- _The request_:
Copy every line from the data below in which the string "dashed" can be found.
□ □ □ □
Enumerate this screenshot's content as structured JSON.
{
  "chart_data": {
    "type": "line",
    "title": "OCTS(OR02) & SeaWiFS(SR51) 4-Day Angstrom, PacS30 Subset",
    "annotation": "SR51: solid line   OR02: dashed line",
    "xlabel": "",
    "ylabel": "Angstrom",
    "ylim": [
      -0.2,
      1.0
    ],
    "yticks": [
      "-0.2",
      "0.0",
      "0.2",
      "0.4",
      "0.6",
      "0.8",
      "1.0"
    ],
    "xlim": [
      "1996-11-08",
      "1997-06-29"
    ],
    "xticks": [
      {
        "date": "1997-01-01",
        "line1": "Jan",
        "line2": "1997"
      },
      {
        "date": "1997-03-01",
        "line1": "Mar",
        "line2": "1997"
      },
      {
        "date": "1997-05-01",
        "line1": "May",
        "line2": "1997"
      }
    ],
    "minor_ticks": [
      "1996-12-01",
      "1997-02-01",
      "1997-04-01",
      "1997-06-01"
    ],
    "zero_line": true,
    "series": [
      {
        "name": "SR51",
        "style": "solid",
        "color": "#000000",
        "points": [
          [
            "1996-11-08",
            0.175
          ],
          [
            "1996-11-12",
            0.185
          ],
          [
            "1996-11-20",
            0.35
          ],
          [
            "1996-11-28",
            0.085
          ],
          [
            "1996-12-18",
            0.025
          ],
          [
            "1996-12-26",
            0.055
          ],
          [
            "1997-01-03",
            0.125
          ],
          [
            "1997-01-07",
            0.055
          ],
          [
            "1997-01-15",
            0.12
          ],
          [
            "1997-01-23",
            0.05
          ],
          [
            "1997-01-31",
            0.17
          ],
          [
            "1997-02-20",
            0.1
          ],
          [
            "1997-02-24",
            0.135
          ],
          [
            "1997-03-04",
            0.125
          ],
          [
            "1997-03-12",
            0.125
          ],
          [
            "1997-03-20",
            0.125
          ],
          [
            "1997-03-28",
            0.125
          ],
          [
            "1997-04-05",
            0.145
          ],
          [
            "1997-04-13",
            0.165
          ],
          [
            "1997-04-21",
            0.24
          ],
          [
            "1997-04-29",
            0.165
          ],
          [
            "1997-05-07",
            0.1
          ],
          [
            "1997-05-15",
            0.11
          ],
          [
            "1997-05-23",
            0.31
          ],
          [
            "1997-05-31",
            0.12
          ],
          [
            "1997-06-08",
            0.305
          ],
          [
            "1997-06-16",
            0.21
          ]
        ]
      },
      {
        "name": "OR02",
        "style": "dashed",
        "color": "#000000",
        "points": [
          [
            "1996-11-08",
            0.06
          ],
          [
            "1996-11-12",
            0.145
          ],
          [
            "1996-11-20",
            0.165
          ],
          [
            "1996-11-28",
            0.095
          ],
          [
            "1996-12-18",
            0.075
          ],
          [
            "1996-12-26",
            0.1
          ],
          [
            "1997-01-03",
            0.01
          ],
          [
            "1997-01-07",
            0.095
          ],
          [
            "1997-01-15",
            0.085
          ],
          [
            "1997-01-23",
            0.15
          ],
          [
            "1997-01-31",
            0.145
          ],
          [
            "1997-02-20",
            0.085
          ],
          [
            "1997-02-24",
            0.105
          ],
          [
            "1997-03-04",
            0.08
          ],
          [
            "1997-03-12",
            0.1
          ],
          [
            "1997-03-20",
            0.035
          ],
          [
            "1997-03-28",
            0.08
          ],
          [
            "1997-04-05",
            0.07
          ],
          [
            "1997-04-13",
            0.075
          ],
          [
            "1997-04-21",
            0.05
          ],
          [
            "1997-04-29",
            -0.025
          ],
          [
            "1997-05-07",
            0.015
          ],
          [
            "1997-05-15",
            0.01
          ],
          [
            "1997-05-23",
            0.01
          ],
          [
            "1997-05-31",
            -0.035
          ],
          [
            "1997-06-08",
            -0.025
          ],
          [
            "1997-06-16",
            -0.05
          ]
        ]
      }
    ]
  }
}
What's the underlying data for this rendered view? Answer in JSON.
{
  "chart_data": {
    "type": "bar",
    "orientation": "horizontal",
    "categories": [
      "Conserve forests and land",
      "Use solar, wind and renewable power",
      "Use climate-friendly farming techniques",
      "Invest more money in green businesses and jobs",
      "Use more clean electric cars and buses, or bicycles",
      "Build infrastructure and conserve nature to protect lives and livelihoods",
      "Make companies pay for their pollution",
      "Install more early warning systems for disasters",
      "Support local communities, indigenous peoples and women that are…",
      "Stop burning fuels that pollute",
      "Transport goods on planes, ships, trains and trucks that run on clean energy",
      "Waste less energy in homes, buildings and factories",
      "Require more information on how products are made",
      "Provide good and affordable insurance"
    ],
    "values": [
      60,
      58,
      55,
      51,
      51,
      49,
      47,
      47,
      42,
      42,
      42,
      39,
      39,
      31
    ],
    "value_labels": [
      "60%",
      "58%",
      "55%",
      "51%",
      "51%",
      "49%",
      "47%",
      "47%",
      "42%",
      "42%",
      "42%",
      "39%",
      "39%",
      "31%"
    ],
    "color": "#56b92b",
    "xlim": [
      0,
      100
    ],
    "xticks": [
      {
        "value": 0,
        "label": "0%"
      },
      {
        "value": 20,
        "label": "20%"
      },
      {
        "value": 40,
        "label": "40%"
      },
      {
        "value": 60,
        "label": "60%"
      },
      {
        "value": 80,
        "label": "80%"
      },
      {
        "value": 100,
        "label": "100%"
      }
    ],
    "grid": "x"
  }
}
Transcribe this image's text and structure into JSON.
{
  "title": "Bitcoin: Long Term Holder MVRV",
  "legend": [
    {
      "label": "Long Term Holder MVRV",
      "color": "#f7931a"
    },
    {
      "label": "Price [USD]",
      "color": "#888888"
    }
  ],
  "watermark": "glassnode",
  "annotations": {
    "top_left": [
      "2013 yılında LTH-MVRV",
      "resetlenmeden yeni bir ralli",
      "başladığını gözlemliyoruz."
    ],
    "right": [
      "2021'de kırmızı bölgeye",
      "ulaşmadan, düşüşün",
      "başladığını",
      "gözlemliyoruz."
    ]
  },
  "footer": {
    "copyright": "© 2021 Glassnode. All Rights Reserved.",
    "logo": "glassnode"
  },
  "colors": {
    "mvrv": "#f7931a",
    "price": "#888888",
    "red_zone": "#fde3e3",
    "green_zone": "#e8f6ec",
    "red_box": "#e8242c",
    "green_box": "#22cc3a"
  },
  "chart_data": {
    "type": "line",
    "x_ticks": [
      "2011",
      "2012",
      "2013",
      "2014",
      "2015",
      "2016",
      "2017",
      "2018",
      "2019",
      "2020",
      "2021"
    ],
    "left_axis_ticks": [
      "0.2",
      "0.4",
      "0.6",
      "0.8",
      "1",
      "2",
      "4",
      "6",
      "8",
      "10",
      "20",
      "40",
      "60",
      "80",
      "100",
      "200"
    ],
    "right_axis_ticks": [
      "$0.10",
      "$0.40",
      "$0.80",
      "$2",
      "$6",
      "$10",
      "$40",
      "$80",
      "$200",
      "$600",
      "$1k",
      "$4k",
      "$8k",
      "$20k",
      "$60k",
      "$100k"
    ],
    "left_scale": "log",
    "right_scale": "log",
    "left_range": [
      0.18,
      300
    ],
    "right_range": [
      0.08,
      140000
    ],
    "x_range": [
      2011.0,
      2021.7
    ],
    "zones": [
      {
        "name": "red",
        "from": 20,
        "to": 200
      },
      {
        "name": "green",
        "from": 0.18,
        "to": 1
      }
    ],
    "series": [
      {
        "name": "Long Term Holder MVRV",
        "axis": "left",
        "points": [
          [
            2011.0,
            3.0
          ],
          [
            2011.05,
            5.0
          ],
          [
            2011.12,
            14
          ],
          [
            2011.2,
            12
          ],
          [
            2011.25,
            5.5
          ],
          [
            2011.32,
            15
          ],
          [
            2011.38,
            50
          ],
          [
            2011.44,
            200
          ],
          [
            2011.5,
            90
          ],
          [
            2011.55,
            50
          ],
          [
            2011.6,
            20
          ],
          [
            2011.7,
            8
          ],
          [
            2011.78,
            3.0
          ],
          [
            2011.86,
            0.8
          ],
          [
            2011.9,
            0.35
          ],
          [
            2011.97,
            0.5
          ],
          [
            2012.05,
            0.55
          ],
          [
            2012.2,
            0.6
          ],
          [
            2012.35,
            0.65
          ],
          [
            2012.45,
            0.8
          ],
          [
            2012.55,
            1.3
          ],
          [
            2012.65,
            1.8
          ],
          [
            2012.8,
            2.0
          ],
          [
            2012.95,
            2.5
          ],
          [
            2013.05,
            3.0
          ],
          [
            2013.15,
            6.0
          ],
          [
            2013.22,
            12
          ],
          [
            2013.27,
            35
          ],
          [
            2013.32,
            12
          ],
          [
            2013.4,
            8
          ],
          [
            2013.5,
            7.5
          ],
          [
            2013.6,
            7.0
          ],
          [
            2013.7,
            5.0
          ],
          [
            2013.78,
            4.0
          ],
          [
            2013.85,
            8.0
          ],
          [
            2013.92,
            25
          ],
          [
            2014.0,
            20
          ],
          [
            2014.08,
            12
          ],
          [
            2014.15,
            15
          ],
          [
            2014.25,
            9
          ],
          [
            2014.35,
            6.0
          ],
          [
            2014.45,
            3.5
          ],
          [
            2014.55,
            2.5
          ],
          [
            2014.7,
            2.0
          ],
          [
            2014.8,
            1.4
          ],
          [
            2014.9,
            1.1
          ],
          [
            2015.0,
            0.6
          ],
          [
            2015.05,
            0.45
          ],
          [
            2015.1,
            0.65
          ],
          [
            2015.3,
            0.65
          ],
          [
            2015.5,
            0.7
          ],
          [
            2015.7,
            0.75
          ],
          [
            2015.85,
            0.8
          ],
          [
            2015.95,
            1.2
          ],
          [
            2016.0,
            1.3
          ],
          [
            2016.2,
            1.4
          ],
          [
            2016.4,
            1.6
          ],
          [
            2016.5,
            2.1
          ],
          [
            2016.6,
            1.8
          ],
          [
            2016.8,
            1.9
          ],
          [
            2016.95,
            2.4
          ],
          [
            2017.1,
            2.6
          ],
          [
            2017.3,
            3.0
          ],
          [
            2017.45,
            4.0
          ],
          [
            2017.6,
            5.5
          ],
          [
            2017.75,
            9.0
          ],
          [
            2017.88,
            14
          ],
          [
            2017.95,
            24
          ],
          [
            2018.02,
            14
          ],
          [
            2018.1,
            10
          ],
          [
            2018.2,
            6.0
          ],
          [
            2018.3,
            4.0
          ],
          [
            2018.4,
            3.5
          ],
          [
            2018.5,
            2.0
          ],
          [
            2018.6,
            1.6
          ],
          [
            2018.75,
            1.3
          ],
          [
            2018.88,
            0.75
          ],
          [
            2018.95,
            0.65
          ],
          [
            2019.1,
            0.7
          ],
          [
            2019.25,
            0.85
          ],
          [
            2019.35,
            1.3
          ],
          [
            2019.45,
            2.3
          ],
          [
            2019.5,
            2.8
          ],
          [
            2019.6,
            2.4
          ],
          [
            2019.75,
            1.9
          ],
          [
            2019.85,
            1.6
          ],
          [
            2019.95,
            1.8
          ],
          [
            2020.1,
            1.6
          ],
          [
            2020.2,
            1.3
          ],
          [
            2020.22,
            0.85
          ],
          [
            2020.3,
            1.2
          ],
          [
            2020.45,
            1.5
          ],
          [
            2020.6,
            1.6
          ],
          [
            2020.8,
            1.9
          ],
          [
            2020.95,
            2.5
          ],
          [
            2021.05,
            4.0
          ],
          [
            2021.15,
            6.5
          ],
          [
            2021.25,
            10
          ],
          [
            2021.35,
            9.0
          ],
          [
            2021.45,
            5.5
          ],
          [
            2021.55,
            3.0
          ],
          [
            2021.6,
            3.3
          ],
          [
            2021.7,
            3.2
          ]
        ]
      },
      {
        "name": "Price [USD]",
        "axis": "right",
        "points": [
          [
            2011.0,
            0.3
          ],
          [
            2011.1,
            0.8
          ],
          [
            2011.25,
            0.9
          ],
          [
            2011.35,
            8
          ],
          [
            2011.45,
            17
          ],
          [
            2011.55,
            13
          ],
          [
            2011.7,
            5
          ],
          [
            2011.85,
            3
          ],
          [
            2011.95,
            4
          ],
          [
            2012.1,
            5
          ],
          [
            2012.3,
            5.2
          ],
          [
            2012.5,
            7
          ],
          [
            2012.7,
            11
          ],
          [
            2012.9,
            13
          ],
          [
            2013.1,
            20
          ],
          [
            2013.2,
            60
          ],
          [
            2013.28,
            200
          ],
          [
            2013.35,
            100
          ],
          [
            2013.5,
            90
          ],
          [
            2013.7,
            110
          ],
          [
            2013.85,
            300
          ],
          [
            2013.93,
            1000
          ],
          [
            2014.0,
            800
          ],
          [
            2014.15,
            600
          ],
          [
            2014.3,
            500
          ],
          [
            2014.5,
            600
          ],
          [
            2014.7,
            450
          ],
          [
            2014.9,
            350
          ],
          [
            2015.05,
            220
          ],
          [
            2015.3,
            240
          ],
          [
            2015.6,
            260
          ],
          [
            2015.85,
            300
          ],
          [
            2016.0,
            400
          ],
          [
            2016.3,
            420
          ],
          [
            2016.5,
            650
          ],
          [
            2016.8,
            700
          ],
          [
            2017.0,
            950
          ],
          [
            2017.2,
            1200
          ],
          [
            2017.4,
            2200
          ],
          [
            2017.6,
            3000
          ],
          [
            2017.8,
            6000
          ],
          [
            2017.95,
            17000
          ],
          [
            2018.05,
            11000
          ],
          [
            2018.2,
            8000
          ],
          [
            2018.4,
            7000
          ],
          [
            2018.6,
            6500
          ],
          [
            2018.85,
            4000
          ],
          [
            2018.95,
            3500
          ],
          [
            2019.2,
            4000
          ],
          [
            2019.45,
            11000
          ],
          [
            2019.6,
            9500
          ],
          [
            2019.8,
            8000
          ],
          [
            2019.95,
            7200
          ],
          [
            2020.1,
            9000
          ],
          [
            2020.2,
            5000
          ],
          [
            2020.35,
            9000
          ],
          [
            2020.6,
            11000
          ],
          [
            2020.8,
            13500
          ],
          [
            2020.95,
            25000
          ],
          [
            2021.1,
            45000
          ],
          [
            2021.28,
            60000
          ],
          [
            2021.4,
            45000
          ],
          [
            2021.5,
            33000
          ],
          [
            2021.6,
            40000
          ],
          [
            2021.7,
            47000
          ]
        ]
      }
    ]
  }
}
□ □ □ □
- _Full output_:
    "annotation": "SR51: solid line   OR02: dashed line",
        "style": "dashed",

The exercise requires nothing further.